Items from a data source
##########
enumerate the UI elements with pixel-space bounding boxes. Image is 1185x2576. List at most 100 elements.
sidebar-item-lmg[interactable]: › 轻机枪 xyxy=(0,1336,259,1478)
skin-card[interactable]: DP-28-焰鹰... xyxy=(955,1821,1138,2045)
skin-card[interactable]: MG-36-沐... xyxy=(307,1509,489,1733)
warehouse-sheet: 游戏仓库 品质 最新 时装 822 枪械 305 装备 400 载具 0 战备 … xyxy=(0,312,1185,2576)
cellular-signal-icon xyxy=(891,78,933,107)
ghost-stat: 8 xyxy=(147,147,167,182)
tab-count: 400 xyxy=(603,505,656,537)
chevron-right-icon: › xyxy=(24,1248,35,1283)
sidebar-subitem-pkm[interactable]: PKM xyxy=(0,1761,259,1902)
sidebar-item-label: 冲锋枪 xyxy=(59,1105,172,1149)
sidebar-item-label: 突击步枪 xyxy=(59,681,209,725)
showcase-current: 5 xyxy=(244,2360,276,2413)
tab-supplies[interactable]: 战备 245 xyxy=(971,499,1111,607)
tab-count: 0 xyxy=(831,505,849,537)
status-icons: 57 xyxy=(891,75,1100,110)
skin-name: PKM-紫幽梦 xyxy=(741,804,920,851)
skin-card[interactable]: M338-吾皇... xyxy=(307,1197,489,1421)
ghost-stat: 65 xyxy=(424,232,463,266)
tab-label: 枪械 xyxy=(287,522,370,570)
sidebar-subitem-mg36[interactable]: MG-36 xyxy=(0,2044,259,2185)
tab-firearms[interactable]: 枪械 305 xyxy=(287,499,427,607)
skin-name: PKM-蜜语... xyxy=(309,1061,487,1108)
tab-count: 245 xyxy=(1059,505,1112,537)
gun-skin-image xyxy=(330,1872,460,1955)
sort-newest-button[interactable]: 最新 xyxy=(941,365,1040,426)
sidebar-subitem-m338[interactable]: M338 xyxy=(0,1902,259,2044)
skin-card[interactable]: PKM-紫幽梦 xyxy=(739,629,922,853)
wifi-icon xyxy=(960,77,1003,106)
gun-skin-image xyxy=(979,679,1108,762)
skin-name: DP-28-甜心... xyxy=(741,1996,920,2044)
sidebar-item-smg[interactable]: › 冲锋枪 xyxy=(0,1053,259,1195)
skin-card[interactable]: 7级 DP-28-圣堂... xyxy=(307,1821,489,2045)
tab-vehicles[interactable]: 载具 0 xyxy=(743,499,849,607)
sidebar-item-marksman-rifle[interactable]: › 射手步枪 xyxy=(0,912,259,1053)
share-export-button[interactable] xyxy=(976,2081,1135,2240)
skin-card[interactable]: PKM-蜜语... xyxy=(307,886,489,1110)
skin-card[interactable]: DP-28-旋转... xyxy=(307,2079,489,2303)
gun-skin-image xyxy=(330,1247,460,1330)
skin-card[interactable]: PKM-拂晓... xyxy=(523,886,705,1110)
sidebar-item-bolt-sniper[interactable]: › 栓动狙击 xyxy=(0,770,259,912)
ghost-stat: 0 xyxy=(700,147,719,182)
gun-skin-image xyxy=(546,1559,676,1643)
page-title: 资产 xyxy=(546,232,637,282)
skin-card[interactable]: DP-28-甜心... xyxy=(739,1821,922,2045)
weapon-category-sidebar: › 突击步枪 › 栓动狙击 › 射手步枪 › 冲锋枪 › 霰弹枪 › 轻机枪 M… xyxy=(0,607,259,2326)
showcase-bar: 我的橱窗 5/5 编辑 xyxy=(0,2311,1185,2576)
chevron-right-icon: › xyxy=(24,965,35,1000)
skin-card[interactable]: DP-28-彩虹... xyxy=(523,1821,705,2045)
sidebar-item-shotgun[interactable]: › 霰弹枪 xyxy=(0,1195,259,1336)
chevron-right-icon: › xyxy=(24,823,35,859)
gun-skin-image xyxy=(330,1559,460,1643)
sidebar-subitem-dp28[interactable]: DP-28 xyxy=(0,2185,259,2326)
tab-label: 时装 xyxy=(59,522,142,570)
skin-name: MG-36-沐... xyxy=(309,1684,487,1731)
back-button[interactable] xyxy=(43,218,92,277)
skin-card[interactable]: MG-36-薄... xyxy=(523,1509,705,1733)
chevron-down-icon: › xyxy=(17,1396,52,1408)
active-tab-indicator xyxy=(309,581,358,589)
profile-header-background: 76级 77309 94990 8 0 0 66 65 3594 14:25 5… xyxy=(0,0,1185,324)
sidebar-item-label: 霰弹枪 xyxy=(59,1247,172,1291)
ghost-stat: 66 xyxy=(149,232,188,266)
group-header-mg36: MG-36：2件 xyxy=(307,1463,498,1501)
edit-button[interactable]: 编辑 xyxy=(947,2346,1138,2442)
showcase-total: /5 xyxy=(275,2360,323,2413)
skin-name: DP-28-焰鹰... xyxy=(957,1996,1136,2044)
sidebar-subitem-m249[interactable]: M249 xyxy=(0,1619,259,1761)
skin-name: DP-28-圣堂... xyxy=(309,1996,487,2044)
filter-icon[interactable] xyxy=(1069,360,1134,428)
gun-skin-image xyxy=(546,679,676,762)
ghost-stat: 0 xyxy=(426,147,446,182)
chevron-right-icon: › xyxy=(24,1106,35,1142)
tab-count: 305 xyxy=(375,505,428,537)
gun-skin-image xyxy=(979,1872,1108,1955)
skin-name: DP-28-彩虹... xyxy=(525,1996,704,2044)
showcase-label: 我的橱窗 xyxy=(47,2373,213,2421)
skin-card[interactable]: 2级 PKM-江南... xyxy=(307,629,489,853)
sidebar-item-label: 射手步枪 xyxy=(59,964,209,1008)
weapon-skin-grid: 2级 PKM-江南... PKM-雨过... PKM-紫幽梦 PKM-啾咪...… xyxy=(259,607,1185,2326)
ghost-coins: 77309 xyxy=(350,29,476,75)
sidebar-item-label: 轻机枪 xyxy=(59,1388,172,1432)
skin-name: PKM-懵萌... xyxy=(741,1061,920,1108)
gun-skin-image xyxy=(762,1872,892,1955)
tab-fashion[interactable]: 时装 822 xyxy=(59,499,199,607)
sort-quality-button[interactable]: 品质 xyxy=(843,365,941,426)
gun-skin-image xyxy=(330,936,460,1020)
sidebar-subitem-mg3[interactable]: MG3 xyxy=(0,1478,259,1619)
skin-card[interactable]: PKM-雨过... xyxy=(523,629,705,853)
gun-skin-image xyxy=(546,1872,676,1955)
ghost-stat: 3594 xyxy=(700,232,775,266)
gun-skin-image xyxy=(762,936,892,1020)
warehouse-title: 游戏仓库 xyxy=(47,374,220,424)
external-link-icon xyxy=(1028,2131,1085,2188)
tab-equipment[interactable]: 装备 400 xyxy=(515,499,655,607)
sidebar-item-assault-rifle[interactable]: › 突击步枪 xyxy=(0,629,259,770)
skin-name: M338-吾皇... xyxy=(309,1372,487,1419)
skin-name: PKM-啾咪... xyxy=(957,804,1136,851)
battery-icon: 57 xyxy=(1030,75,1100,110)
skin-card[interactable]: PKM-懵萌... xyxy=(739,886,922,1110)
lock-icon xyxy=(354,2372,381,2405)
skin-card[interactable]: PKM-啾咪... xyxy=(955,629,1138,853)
##########
| Exercise |
Return each line of the data above verbatim.

| Response |
enumerate the UI elements with pixel-space bounding boxes. Image is 1185x2576. List at most 100 elements.
sidebar-item-lmg[interactable]: › 轻机枪 xyxy=(0,1336,259,1478)
skin-card[interactable]: DP-28-焰鹰... xyxy=(955,1821,1138,2045)
skin-card[interactable]: MG-36-沐... xyxy=(307,1509,489,1733)
warehouse-sheet: 游戏仓库 品质 最新 时装 822 枪械 305 装备 400 载具 0 战备 … xyxy=(0,312,1185,2576)
cellular-signal-icon xyxy=(891,78,933,107)
ghost-stat: 8 xyxy=(147,147,167,182)
tab-count: 400 xyxy=(603,505,656,537)
chevron-right-icon: › xyxy=(24,1248,35,1283)
sidebar-subitem-pkm[interactable]: PKM xyxy=(0,1761,259,1902)
sidebar-item-label: 冲锋枪 xyxy=(59,1105,172,1149)
sidebar-item-label: 突击步枪 xyxy=(59,681,209,725)
showcase-current: 5 xyxy=(244,2360,276,2413)
tab-supplies[interactable]: 战备 245 xyxy=(971,499,1111,607)
tab-count: 0 xyxy=(831,505,849,537)
status-icons: 57 xyxy=(891,75,1100,110)
skin-name: PKM-紫幽梦 xyxy=(741,804,920,851)
skin-card[interactable]: M338-吾皇... xyxy=(307,1197,489,1421)
ghost-stat: 65 xyxy=(424,232,463,266)
tab-label: 枪械 xyxy=(287,522,370,570)
sidebar-subitem-mg36[interactable]: MG-36 xyxy=(0,2044,259,2185)
tab-firearms[interactable]: 枪械 305 xyxy=(287,499,427,607)
skin-name: PKM-蜜语... xyxy=(309,1061,487,1108)
tab-count: 245 xyxy=(1059,505,1112,537)
gun-skin-image xyxy=(330,1872,460,1955)
sort-newest-button[interactable]: 最新 xyxy=(941,365,1040,426)
sidebar-subitem-m338[interactable]: M338 xyxy=(0,1902,259,2044)
skin-card[interactable]: PKM-紫幽梦 xyxy=(739,629,922,853)
wifi-icon xyxy=(960,77,1003,106)
gun-skin-image xyxy=(979,679,1108,762)
skin-name: DP-28-甜心... xyxy=(741,1996,920,2044)
sidebar-item-smg[interactable]: › 冲锋枪 xyxy=(0,1053,259,1195)
skin-card[interactable]: 7级 DP-28-圣堂... xyxy=(307,1821,489,2045)
tab-vehicles[interactable]: 载具 0 xyxy=(743,499,849,607)
sidebar-item-marksman-rifle[interactable]: › 射手步枪 xyxy=(0,912,259,1053)
share-export-button[interactable] xyxy=(976,2081,1135,2240)
skin-card[interactable]: PKM-蜜语... xyxy=(307,886,489,1110)
skin-card[interactable]: DP-28-旋转... xyxy=(307,2079,489,2303)
gun-skin-image xyxy=(330,1247,460,1330)
skin-card[interactable]: PKM-拂晓... xyxy=(523,886,705,1110)
sidebar-item-bolt-sniper[interactable]: › 栓动狙击 xyxy=(0,770,259,912)
ghost-stat: 0 xyxy=(700,147,719,182)
gun-skin-image xyxy=(546,1559,676,1643)
page-title: 资产 xyxy=(546,232,637,282)
skin-card[interactable]: DP-28-甜心... xyxy=(739,1821,922,2045)
weapon-category-sidebar: › 突击步枪 › 栓动狙击 › 射手步枪 › 冲锋枪 › 霰弹枪 › 轻机枪 M… xyxy=(0,607,259,2326)
showcase-bar: 我的橱窗 5/5 编辑 xyxy=(0,2311,1185,2576)
chevron-right-icon: › xyxy=(24,965,35,1000)
skin-card[interactable]: DP-28-彩虹... xyxy=(523,1821,705,2045)
sidebar-item-shotgun[interactable]: › 霰弹枪 xyxy=(0,1195,259,1336)
chevron-right-icon: › xyxy=(24,823,35,859)
gun-skin-image xyxy=(330,1559,460,1643)
sidebar-subitem-dp28[interactable]: DP-28 xyxy=(0,2185,259,2326)
tab-label: 时装 xyxy=(59,522,142,570)
skin-name: MG-36-沐... xyxy=(309,1684,487,1731)
back-button[interactable] xyxy=(43,218,92,277)
skin-card[interactable]: MG-36-薄... xyxy=(523,1509,705,1733)
chevron-down-icon: › xyxy=(17,1396,52,1408)
active-tab-indicator xyxy=(309,581,358,589)
profile-header-background: 76级 77309 94990 8 0 0 66 65 3594 14:25 5… xyxy=(0,0,1185,324)
sidebar-item-label: 霰弹枪 xyxy=(59,1247,172,1291)
ghost-stat: 66 xyxy=(149,232,188,266)
group-header-mg36: MG-36：2件 xyxy=(307,1463,498,1501)
edit-button[interactable]: 编辑 xyxy=(947,2346,1138,2442)
showcase-total: /5 xyxy=(275,2360,323,2413)
skin-name: DP-28-焰鹰... xyxy=(957,1996,1136,2044)
sidebar-subitem-m249[interactable]: M249 xyxy=(0,1619,259,1761)
skin-name: DP-28-圣堂... xyxy=(309,1996,487,2044)
filter-icon[interactable] xyxy=(1069,360,1134,428)
gun-skin-image xyxy=(546,679,676,762)
ghost-stat: 0 xyxy=(426,147,446,182)
chevron-right-icon: › xyxy=(24,1106,35,1142)
tab-count: 305 xyxy=(375,505,428,537)
gun-skin-image xyxy=(979,1872,1108,1955)
skin-name: DP-28-彩虹... xyxy=(525,1996,704,2044)
showcase-label: 我的橱窗 xyxy=(47,2373,213,2421)
skin-card[interactable]: 2级 PKM-江南... xyxy=(307,629,489,853)
sidebar-item-label: 射手步枪 xyxy=(59,964,209,1008)
weapon-skin-grid: 2级 PKM-江南... PKM-雨过... PKM-紫幽梦 PKM-啾咪...… xyxy=(259,607,1185,2326)
ghost-coins: 77309 xyxy=(350,29,476,75)
sidebar-item-label: 轻机枪 xyxy=(59,1388,172,1432)
skin-name: PKM-懵萌... xyxy=(741,1061,920,1108)
gun-skin-image xyxy=(762,1872,892,1955)
tab-fashion[interactable]: 时装 822 xyxy=(59,499,199,607)
sort-quality-button[interactable]: 品质 xyxy=(843,365,941,426)
gun-skin-image xyxy=(330,936,460,1020)
sidebar-subitem-mg3[interactable]: MG3 xyxy=(0,1478,259,1619)
skin-card[interactable]: PKM-雨过... xyxy=(523,629,705,853)
gun-skin-image xyxy=(546,1872,676,1955)
ghost-stat: 3594 xyxy=(700,232,775,266)
gun-skin-image xyxy=(762,936,892,1020)
warehouse-title: 游戏仓库 xyxy=(47,374,220,424)
external-link-icon xyxy=(1028,2131,1085,2188)
tab-equipment[interactable]: 装备 400 xyxy=(515,499,655,607)
sidebar-item-assault-rifle[interactable]: › 突击步枪 xyxy=(0,629,259,770)
skin-name: M338-吾皇... xyxy=(309,1372,487,1419)
skin-name: PKM-啾咪... xyxy=(957,804,1136,851)
battery-icon: 57 xyxy=(1030,75,1100,110)
skin-card[interactable]: PKM-懵萌... xyxy=(739,886,922,1110)
lock-icon xyxy=(354,2372,381,2405)
skin-card[interactable]: PKM-啾咪... xyxy=(955,629,1138,853)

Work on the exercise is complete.